Data records
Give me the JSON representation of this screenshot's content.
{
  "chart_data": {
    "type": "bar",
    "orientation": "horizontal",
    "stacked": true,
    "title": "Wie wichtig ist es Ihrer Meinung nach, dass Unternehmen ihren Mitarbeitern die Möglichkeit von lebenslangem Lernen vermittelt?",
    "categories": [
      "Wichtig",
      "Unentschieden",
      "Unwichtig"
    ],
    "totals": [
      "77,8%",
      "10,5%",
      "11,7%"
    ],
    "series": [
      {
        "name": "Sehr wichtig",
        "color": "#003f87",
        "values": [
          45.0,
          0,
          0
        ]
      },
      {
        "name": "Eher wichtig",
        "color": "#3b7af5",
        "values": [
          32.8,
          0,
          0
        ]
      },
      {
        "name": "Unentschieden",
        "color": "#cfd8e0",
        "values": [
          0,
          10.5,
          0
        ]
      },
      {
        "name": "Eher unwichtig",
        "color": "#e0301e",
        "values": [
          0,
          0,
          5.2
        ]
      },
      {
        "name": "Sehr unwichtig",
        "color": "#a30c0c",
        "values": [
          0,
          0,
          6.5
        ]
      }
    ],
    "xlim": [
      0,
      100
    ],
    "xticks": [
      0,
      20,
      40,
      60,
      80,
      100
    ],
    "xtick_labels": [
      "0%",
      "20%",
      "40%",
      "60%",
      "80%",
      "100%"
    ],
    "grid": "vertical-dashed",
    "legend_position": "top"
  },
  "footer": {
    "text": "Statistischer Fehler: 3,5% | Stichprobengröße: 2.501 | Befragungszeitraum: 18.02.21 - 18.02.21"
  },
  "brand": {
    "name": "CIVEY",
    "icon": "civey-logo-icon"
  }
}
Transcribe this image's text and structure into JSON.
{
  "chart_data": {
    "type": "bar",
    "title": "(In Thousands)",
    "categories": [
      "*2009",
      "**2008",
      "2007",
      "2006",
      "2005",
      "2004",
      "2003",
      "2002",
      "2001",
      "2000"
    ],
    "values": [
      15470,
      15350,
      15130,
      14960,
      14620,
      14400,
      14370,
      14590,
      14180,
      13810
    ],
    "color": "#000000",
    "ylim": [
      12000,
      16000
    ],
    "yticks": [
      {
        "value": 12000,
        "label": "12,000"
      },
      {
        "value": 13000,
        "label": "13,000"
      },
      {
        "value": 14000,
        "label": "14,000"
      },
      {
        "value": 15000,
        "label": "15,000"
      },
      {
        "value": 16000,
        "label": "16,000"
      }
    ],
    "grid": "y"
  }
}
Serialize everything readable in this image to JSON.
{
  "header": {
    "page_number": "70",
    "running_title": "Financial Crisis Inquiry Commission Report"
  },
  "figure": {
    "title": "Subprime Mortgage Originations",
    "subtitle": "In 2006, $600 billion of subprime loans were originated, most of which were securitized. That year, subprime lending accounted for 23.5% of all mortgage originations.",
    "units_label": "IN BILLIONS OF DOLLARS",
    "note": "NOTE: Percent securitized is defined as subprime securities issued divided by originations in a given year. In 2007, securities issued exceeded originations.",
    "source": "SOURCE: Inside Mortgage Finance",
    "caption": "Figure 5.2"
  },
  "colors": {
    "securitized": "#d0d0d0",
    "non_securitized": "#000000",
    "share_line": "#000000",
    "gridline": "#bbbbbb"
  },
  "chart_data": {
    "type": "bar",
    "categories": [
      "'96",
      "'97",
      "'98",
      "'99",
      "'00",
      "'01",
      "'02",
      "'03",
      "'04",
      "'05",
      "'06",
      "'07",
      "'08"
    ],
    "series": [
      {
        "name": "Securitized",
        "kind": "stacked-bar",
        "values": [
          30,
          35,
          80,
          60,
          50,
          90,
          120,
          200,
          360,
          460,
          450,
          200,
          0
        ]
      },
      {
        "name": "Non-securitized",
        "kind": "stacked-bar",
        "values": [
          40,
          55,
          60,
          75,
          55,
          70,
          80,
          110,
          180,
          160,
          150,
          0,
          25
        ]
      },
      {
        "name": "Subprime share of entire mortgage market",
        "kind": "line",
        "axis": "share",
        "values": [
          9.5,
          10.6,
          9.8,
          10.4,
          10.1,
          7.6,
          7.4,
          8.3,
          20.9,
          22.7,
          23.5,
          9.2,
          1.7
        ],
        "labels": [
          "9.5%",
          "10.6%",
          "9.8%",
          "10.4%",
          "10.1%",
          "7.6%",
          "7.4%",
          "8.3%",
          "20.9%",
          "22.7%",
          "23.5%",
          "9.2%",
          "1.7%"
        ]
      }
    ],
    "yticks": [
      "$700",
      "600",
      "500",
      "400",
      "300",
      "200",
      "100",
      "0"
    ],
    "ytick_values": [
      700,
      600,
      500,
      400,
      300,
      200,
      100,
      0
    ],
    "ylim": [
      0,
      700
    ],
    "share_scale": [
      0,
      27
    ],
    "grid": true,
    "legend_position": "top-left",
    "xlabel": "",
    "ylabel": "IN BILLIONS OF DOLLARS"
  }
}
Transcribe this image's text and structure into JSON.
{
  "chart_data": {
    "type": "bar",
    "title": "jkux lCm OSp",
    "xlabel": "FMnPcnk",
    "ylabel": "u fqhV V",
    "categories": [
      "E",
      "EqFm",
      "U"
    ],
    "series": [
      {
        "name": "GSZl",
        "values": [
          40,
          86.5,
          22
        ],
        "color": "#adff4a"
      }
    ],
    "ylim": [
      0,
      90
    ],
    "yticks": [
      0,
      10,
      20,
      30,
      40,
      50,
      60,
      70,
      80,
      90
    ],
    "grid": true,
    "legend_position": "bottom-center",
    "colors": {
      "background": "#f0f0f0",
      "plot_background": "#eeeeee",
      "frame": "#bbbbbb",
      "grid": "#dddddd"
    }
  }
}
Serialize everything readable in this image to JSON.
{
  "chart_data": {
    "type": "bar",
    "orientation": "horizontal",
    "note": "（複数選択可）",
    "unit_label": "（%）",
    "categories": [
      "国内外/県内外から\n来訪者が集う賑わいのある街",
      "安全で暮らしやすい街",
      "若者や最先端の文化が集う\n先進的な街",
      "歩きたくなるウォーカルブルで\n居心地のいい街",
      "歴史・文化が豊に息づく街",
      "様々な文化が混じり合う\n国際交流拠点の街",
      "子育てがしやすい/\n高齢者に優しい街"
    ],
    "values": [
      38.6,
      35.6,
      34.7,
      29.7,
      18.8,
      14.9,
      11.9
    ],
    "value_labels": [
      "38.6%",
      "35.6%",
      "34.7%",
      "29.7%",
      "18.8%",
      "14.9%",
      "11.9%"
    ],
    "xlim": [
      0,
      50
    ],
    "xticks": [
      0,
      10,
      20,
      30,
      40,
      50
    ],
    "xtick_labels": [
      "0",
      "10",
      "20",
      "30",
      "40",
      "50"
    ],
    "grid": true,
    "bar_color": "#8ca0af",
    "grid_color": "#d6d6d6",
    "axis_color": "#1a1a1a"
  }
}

# [INSTRUCTIONS FOR THE TASK]
Write out all the entries exactly.

# [SOLVED EXERCISE]
Give me the JSON representation of this screenshot's content.
{
  "chart_data": {
    "type": "bar",
    "orientation": "horizontal",
    "stacked": true,
    "title": "Wie wichtig ist es Ihrer Meinung nach, dass Unternehmen ihren Mitarbeitern die Möglichkeit von lebenslangem Lernen vermittelt?",
    "categories": [
      "Wichtig",
      "Unentschieden",
      "Unwichtig"
    ],
    "totals": [
      "77,8%",
      "10,5%",
      "11,7%"
    ],
    "series": [
      {
        "name": "Sehr wichtig",
        "color": "#003f87",
        "values": [
          45.0,
          0,
          0
        ]
      },
      {
        "name": "Eher wichtig",
        "color": "#3b7af5",
        "values": [
          32.8,
          0,
          0
        ]
      },
      {
        "name": "Unentschieden",
        "color": "#cfd8e0",
        "values": [
          0,
          10.5,
          0
        ]
      },
      {
        "name": "Eher unwichtig",
        "color": "#e0301e",
        "values": [
          0,
          0,
          5.2
        ]
      },
      {
        "name": "Sehr unwichtig",
        "color": "#a30c0c",
        "values": [
          0,
          0,
          6.5
        ]
      }
    ],
    "xlim": [
      0,
      100
    ],
    "xticks": [
      0,
      20,
      40,
      60,
      80,
      100
    ],
    "xtick_labels": [
      "0%",
      "20%",
      "40%",
      "60%",
      "80%",
      "100%"
    ],
    "grid": "vertical-dashed",
    "legend_position": "top"
  },
  "footer": {
    "text": "Statistischer Fehler: 3,5% | Stichprobengröße: 2.501 | Befragungszeitraum: 18.02.21 - 18.02.21"
  },
  "brand": {
    "name": "CIVEY",
    "icon": "civey-logo-icon"
  }
}
Transcribe this image's text and structure into JSON.
{
  "chart_data": {
    "type": "bar",
    "title": "(In Thousands)",
    "categories": [
      "*2009",
      "**2008",
      "2007",
      "2006",
      "2005",
      "2004",
      "2003",
      "2002",
      "2001",
      "2000"
    ],
    "values": [
      15470,
      15350,
      15130,
      14960,
      14620,
      14400,
      14370,
      14590,
      14180,
      13810
    ],
    "color": "#000000",
    "ylim": [
      12000,
      16000
    ],
    "yticks": [
      {
        "value": 12000,
        "label": "12,000"
      },
      {
        "value": 13000,
        "label": "13,000"
      },
      {
        "value": 14000,
        "label": "14,000"
      },
      {
        "value": 15000,
        "label": "15,000"
      },
      {
        "value": 16000,
        "label": "16,000"
      }
    ],
    "grid": "y"
  }
}
Serialize everything readable in this image to JSON.
{
  "header": {
    "page_number": "70",
    "running_title": "Financial Crisis Inquiry Commission Report"
  },
  "figure": {
    "title": "Subprime Mortgage Originations",
    "subtitle": "In 2006, $600 billion of subprime loans were originated, most of which were securitized. That year, subprime lending accounted for 23.5% of all mortgage originations.",
    "units_label": "IN BILLIONS OF DOLLARS",
    "note": "NOTE: Percent securitized is defined as subprime securities issued divided by originations in a given year. In 2007, securities issued exceeded originations.",
    "source": "SOURCE: Inside Mortgage Finance",
    "caption": "Figure 5.2"
  },
  "colors": {
    "securitized": "#d0d0d0",
    "non_securitized": "#000000",
    "share_line": "#000000",
    "gridline": "#bbbbbb"
  },
  "chart_data": {
    "type": "bar",
    "categories": [
      "'96",
      "'97",
      "'98",
      "'99",
      "'00",
      "'01",
      "'02",
      "'03",
      "'04",
      "'05",
      "'06",
      "'07",
      "'08"
    ],
    "series": [
      {
        "name": "Securitized",
        "kind": "stacked-bar",
        "values": [
          30,
          35,
          80,
          60,
          50,
          90,
          120,
          200,
          360,
          460,
          450,
          200,
          0
        ]
      },
      {
        "name": "Non-securitized",
        "kind": "stacked-bar",
        "values": [
          40,
          55,
          60,
          75,
          55,
          70,
          80,
          110,
          180,
          160,
          150,
          0,
          25
        ]
      },
      {
        "name": "Subprime share of entire mortgage market",
        "kind": "line",
        "axis": "share",
        "values": [
          9.5,
          10.6,
          9.8,
          10.4,
          10.1,
          7.6,
          7.4,
          8.3,
          20.9,
          22.7,
          23.5,
          9.2,
          1.7
        ],
        "labels": [
          "9.5%",
          "10.6%",
          "9.8%",
          "10.4%",
          "10.1%",
          "7.6%",
          "7.4%",
          "8.3%",
          "20.9%",
          "22.7%",
          "23.5%",
          "9.2%",
          "1.7%"
        ]
      }
    ],
    "yticks": [
      "$700",
      "600",
      "500",
      "400",
      "300",
      "200",
      "100",
      "0"
    ],
    "ytick_values": [
      700,
      600,
      500,
      400,
      300,
      200,
      100,
      0
    ],
    "ylim": [
      0,
      700
    ],
    "share_scale": [
      0,
      27
    ],
    "grid": true,
    "legend_position": "top-left",
    "xlabel": "",
    "ylabel": "IN BILLIONS OF DOLLARS"
  }
}
Transcribe this image's text and structure into JSON.
{
  "chart_data": {
    "type": "bar",
    "title": "jkux lCm OSp",
    "xlabel": "FMnPcnk",
    "ylabel": "u fqhV V",
    "categories": [
      "E",
      "EqFm",
      "U"
    ],
    "series": [
      {
        "name": "GSZl",
        "values": [
          40,
          86.5,
          22
        ],
        "color": "#adff4a"
      }
    ],
    "ylim": [
      0,
      90
    ],
    "yticks": [
      0,
      10,
      20,
      30,
      40,
      50,
      60,
      70,
      80,
      90
    ],
    "grid": true,
    "legend_position": "bottom-center",
    "colors": {
      "background": "#f0f0f0",
      "plot_background": "#eeeeee",
      "frame": "#bbbbbb",
      "grid": "#dddddd"
    }
  }
}
Serialize everything readable in this image to JSON.
{
  "chart_data": {
    "type": "bar",
    "orientation": "horizontal",
    "note": "（複数選択可）",
    "unit_label": "（%）",
    "categories": [
      "国内外/県内外から\n来訪者が集う賑わいのある街",
      "安全で暮らしやすい街",
      "若者や最先端の文化が集う\n先進的な街",
      "歩きたくなるウォーカルブルで\n居心地のいい街",
      "歴史・文化が豊に息づく街",
      "様々な文化が混じり合う\n国際交流拠点の街",
      "子育てがしやすい/\n高齢者に優しい街"
    ],
    "values": [
      38.6,
      35.6,
      34.7,
      29.7,
      18.8,
      14.9,
      11.9
    ],
    "value_labels": [
      "38.6%",
      "35.6%",
      "34.7%",
      "29.7%",
      "18.8%",
      "14.9%",
      "11.9%"
    ],
    "xlim": [
      0,
      50
    ],
    "xticks": [
      0,
      10,
      20,
      30,
      40,
      50
    ],
    "xtick_labels": [
      "0",
      "10",
      "20",
      "30",
      "40",
      "50"
    ],
    "grid": true,
    "bar_color": "#8ca0af",
    "grid_color": "#d6d6d6",
    "axis_color": "#1a1a1a"
  }
}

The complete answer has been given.